Task for the records below: count the lines that contain the word "molecules" and give only that number.

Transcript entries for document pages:
──────────
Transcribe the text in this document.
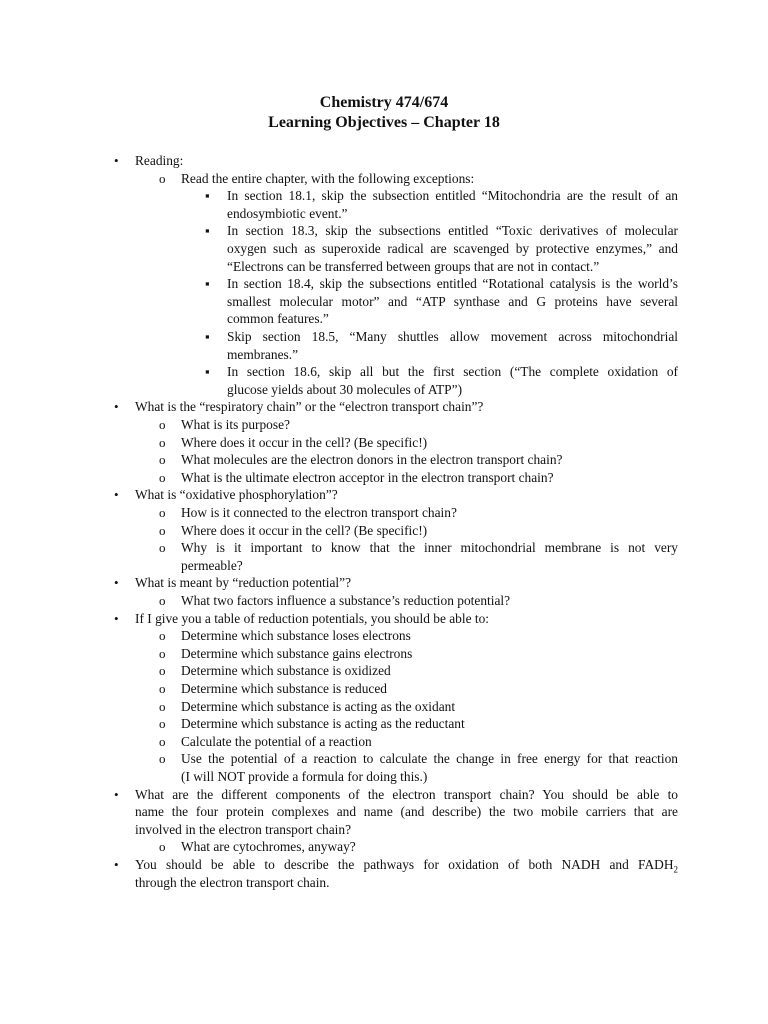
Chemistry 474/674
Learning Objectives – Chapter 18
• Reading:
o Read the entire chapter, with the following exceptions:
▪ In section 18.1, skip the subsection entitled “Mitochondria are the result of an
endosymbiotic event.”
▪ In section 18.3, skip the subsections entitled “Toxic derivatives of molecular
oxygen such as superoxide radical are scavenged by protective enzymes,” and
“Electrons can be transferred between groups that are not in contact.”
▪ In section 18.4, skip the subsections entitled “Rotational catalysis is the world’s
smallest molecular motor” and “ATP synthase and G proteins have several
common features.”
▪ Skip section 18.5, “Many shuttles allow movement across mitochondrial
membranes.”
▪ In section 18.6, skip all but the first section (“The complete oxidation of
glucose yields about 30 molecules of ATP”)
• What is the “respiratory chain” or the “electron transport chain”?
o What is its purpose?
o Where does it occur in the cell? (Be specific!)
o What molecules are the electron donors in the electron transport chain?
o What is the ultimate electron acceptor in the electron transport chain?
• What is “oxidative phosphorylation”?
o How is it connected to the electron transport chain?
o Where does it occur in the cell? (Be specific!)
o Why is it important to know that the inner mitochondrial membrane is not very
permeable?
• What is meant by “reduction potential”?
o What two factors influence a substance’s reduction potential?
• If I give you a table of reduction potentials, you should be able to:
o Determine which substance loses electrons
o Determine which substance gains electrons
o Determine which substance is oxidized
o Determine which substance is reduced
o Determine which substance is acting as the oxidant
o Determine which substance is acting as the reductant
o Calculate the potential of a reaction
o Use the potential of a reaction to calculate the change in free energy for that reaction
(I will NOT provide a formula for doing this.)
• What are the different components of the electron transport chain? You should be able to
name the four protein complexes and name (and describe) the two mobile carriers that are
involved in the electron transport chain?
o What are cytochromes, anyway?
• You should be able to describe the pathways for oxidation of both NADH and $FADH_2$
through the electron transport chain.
──────────
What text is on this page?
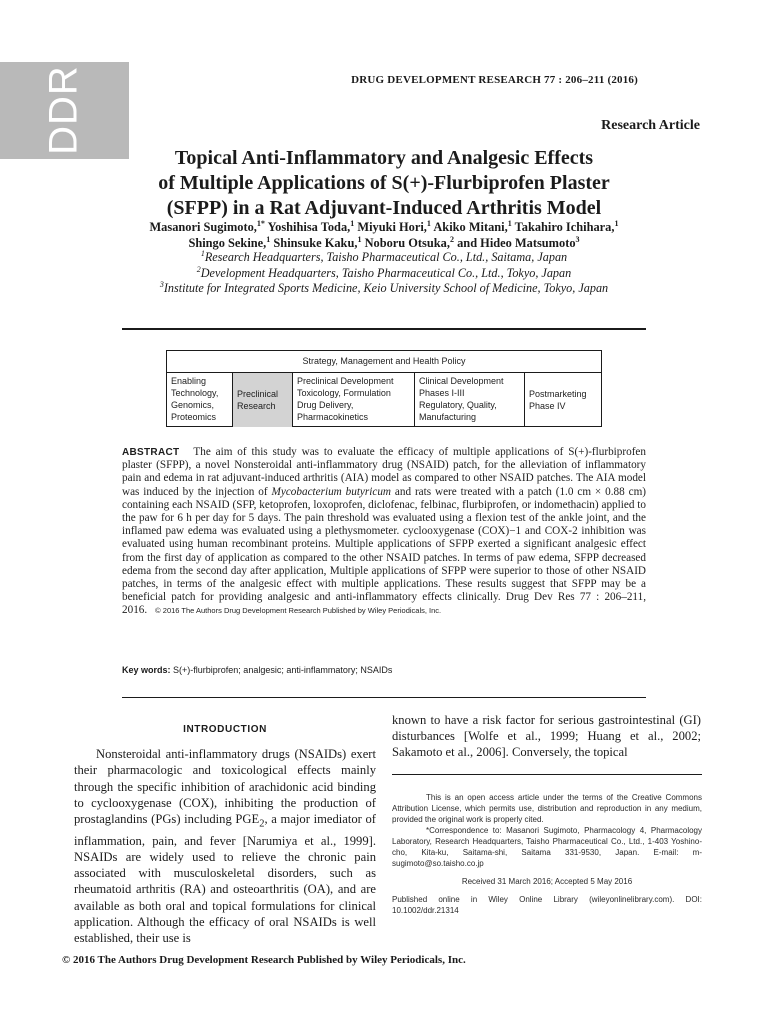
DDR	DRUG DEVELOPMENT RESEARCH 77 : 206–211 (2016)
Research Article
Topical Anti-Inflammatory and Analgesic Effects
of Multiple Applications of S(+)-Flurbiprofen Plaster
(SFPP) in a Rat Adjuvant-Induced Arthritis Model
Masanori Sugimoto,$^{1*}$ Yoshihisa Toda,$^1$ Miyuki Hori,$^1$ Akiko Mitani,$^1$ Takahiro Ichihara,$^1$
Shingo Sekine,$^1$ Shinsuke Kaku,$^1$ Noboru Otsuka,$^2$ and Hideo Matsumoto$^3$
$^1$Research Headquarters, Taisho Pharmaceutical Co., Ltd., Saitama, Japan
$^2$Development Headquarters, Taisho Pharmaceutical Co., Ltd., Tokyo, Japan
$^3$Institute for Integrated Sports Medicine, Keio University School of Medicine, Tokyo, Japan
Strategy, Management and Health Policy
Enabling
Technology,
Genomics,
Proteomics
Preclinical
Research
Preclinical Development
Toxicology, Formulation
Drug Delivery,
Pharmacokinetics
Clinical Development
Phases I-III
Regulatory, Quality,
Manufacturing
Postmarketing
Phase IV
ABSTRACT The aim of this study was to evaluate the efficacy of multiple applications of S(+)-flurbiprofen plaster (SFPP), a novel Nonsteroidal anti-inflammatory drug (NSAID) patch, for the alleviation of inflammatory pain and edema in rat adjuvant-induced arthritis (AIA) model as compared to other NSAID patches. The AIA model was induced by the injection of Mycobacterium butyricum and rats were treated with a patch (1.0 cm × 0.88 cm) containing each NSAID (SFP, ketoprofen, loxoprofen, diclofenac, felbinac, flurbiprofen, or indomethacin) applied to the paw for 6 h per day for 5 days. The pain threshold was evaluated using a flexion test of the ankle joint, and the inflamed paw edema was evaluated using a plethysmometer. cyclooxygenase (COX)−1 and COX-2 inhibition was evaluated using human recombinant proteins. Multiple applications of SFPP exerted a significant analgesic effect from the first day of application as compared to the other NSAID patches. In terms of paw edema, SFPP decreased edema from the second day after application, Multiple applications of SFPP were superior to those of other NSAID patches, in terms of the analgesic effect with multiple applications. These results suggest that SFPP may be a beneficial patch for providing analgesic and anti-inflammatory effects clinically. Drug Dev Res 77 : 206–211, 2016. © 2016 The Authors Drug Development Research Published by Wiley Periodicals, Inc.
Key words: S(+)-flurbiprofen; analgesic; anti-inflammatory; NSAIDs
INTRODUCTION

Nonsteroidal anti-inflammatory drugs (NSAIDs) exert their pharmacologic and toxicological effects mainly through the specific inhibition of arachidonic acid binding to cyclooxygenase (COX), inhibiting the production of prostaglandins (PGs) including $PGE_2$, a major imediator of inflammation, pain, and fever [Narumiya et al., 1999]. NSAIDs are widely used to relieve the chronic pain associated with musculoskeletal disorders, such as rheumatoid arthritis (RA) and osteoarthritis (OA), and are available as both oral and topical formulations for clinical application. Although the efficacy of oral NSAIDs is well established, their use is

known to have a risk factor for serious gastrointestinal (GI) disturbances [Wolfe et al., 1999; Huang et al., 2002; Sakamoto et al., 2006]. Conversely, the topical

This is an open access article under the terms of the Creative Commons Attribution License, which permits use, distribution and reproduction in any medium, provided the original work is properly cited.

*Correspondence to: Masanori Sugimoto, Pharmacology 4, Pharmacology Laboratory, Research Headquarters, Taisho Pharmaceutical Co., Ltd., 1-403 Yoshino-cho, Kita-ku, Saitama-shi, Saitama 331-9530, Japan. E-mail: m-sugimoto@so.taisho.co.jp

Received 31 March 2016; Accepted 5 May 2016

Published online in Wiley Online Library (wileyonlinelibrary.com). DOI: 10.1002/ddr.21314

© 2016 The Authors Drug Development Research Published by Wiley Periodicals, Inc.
──────────
> **ANSWER BOX**
2